| Your objective |
Count every line that has the word "name". Give the number, without anything more.

| Data provided |
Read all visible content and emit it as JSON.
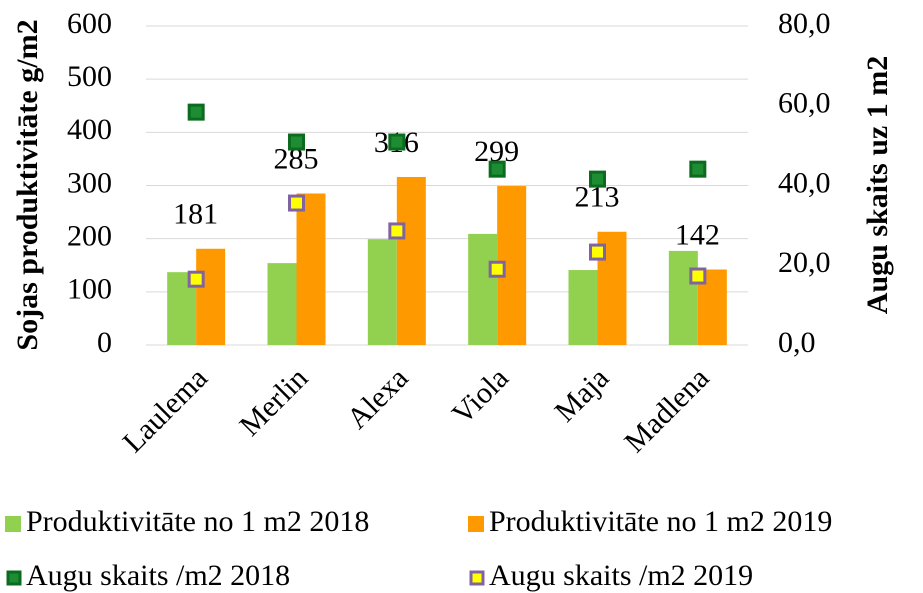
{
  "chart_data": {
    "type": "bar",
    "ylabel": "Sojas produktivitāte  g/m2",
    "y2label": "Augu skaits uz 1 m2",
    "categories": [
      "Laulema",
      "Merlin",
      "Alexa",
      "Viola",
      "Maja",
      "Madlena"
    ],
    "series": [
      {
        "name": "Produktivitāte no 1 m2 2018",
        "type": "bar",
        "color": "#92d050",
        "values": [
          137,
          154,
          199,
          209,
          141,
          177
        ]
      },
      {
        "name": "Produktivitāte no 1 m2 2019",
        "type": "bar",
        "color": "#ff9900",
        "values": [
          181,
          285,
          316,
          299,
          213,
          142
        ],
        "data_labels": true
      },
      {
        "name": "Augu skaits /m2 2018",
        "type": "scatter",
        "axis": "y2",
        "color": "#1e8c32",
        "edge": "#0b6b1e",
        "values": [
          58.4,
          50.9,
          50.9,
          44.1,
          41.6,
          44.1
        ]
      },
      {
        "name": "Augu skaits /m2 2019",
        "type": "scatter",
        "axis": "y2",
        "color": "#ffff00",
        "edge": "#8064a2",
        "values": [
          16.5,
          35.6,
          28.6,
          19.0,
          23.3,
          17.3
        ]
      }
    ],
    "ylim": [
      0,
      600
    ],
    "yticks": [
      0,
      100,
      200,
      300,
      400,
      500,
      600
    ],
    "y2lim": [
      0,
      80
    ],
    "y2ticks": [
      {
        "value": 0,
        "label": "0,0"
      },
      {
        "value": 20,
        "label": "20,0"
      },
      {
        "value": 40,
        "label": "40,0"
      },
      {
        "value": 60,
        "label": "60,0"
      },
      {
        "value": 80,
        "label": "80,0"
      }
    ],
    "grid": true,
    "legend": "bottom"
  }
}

* * *

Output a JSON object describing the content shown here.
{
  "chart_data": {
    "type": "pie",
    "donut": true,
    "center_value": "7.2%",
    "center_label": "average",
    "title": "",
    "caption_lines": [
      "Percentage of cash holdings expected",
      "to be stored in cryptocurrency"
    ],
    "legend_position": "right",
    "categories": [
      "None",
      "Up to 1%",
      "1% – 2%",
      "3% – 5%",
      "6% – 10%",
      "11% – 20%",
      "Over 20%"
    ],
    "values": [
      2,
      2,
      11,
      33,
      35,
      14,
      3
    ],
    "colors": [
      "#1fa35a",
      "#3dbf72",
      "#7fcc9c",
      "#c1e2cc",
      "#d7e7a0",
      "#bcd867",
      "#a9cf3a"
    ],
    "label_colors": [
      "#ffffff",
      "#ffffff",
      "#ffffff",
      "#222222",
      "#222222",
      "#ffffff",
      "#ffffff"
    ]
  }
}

| Reply |
4